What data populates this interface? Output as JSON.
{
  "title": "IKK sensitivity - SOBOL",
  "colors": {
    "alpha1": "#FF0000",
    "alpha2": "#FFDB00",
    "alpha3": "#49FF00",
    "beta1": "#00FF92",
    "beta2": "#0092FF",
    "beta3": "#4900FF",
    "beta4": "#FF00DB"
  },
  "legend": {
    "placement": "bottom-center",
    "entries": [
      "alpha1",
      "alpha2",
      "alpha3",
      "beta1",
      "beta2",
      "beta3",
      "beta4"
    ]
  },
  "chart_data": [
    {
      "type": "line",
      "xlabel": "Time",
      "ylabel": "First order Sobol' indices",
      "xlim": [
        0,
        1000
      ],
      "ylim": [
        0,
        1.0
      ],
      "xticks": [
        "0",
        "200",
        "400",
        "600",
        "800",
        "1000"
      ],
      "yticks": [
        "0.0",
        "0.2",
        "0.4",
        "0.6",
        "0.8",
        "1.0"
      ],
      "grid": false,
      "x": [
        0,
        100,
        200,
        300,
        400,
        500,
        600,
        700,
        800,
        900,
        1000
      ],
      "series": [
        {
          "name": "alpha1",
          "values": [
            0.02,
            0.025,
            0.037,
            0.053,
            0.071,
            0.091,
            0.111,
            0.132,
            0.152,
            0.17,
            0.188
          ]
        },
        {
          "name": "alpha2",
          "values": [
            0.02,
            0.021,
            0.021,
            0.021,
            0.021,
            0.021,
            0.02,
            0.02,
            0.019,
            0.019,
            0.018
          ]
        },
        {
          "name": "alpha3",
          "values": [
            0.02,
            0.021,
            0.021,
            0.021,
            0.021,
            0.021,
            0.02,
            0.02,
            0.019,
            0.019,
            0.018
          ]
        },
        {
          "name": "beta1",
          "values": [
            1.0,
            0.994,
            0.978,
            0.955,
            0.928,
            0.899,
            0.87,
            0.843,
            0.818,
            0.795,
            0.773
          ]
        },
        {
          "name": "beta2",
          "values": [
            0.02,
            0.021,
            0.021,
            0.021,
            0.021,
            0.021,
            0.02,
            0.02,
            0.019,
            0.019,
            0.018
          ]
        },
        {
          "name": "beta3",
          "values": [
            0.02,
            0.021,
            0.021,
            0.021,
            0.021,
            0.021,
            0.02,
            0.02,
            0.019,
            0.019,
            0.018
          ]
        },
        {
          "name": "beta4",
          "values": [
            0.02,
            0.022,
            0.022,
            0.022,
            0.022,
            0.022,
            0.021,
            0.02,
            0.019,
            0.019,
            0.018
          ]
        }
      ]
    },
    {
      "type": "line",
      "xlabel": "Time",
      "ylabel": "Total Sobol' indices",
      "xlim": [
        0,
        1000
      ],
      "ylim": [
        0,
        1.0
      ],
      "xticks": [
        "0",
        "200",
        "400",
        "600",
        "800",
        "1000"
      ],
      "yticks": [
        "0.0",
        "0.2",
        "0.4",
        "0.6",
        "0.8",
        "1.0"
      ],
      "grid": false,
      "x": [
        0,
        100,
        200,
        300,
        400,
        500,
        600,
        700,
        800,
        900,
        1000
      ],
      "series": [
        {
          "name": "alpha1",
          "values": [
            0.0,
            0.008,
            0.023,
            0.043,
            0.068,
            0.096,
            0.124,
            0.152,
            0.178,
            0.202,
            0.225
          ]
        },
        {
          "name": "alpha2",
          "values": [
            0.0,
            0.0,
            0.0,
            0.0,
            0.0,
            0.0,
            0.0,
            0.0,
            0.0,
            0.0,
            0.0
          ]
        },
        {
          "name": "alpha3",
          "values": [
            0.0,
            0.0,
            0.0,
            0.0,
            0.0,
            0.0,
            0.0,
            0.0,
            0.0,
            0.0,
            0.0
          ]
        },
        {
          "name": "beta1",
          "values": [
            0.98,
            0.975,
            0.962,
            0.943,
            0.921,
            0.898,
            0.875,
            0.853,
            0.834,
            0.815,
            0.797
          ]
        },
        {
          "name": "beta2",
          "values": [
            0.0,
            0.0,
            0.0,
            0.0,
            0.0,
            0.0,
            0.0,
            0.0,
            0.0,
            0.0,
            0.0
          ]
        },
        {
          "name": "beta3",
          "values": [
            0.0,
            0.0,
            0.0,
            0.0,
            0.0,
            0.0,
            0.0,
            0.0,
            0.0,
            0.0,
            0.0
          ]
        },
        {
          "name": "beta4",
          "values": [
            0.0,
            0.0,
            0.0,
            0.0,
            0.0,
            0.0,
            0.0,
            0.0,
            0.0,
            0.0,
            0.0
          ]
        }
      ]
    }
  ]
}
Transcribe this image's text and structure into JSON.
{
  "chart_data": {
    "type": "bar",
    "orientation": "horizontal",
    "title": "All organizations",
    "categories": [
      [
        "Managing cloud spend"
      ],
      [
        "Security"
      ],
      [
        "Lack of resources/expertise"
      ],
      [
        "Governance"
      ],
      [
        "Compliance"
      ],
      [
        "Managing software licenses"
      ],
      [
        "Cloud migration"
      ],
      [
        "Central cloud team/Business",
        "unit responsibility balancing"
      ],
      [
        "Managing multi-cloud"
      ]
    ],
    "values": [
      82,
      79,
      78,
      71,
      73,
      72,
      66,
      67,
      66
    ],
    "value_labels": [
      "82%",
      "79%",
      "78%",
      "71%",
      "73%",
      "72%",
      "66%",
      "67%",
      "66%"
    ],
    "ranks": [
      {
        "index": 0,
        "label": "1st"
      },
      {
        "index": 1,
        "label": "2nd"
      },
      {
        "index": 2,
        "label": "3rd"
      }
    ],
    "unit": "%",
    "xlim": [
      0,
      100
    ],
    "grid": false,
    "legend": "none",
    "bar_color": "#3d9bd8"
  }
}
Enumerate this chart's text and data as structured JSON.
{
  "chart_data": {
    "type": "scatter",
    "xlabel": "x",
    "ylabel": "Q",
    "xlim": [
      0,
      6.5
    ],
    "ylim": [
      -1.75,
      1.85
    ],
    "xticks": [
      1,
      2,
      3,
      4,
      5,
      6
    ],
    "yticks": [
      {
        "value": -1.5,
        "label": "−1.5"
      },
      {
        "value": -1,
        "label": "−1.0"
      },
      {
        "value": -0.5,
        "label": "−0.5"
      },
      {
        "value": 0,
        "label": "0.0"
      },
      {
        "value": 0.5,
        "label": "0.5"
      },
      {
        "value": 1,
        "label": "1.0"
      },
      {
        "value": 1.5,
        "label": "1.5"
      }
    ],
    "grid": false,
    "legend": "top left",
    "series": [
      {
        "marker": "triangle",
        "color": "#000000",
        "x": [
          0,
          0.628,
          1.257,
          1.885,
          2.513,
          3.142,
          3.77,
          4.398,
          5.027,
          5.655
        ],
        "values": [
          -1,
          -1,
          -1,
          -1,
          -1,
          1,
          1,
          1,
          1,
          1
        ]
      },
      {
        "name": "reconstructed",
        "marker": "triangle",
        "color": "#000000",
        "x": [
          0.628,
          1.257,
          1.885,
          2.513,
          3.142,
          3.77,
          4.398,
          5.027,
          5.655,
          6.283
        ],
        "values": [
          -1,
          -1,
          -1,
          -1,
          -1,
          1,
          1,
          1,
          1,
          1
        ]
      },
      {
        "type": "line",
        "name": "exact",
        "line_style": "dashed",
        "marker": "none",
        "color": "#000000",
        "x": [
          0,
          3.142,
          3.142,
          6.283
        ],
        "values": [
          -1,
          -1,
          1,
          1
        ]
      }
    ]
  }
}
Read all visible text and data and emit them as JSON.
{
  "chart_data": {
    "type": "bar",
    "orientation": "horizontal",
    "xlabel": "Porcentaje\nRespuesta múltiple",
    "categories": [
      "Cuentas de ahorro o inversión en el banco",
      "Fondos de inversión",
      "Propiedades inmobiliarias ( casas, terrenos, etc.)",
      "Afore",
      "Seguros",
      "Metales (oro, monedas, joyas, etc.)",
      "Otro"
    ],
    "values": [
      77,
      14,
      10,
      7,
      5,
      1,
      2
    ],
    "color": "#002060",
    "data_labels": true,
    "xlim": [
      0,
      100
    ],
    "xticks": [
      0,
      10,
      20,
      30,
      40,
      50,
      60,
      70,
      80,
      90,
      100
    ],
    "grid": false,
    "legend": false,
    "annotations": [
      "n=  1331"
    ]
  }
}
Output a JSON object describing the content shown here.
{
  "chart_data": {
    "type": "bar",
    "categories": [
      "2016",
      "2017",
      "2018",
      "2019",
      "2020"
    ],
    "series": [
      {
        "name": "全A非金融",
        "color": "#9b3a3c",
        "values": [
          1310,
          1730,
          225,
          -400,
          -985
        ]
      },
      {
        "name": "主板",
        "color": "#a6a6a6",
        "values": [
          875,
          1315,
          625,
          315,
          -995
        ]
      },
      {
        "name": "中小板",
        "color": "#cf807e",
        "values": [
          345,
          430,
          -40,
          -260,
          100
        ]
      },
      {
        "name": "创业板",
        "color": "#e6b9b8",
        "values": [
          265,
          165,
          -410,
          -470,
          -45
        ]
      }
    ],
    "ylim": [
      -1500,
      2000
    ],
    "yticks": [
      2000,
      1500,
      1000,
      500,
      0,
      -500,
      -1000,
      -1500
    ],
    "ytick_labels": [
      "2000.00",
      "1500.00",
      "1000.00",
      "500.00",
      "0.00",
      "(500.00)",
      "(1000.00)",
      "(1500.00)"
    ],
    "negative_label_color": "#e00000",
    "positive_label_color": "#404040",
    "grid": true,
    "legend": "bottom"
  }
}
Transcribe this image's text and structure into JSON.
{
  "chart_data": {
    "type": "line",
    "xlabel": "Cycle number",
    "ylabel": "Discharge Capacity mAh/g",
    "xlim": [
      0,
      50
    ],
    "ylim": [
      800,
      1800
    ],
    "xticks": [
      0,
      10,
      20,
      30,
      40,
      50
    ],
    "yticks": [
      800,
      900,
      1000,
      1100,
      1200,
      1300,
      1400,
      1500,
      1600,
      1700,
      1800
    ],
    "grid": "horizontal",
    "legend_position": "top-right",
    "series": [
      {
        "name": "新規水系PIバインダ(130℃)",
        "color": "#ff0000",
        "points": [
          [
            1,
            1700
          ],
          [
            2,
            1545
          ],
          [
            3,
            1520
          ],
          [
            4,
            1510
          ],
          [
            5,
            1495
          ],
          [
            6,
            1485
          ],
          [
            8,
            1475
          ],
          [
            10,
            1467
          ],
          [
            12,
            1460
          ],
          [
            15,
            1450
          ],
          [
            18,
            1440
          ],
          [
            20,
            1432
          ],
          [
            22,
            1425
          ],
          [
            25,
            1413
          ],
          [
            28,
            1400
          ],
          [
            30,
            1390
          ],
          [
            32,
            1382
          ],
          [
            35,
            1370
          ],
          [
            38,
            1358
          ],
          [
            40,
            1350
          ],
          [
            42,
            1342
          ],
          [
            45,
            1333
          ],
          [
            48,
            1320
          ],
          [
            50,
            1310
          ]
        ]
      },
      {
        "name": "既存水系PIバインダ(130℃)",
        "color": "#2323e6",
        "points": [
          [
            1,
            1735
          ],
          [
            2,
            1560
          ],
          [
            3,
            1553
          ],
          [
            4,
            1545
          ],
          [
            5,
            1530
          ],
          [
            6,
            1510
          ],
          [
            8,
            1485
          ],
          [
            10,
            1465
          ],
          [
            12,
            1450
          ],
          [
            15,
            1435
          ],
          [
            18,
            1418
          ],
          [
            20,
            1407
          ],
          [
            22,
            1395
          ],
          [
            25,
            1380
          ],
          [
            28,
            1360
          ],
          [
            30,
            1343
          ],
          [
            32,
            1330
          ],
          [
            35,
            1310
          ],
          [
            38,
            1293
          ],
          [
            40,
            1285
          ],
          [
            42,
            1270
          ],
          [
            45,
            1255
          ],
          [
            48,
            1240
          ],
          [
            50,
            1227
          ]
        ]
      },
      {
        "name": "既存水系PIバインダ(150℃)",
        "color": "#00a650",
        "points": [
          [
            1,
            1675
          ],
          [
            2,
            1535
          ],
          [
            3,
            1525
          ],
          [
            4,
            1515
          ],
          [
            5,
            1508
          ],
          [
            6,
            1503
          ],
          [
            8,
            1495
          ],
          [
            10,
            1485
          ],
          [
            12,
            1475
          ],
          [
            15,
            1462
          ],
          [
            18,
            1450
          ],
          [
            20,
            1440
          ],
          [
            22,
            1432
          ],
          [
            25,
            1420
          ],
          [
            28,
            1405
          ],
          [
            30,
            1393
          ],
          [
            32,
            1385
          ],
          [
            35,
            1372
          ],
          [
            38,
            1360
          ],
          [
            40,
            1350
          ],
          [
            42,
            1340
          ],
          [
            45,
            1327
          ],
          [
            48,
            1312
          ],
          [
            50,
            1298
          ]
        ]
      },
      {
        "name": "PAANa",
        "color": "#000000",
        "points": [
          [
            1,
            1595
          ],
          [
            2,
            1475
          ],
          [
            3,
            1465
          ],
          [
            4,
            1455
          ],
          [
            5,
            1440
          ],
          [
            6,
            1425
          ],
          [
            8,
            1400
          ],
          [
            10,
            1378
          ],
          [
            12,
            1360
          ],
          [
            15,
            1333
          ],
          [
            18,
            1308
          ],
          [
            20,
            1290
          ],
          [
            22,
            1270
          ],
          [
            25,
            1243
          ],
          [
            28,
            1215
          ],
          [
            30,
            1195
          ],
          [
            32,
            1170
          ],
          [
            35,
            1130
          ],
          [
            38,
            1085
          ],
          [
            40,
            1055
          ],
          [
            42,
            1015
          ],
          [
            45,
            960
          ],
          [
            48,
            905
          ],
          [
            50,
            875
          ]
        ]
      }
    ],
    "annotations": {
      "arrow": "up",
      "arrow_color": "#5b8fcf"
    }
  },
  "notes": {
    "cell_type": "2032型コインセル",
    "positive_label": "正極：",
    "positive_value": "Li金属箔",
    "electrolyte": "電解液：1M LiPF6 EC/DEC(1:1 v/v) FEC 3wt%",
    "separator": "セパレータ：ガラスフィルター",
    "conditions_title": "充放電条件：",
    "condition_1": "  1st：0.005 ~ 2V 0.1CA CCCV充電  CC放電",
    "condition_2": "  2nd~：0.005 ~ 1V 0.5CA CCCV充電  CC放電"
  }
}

▸ **PROBLEM**
Check each line of the records for the word "CCCV充電" and extract those that contain it.

▸ **THE RESULT**
    "condition_1": "  1st：0.005 ~ 2V 0.1CA CCCV充電  CC放電",
    "condition_2": "  2nd~：0.005 ~ 1V 0.5CA CCCV充電  CC放電"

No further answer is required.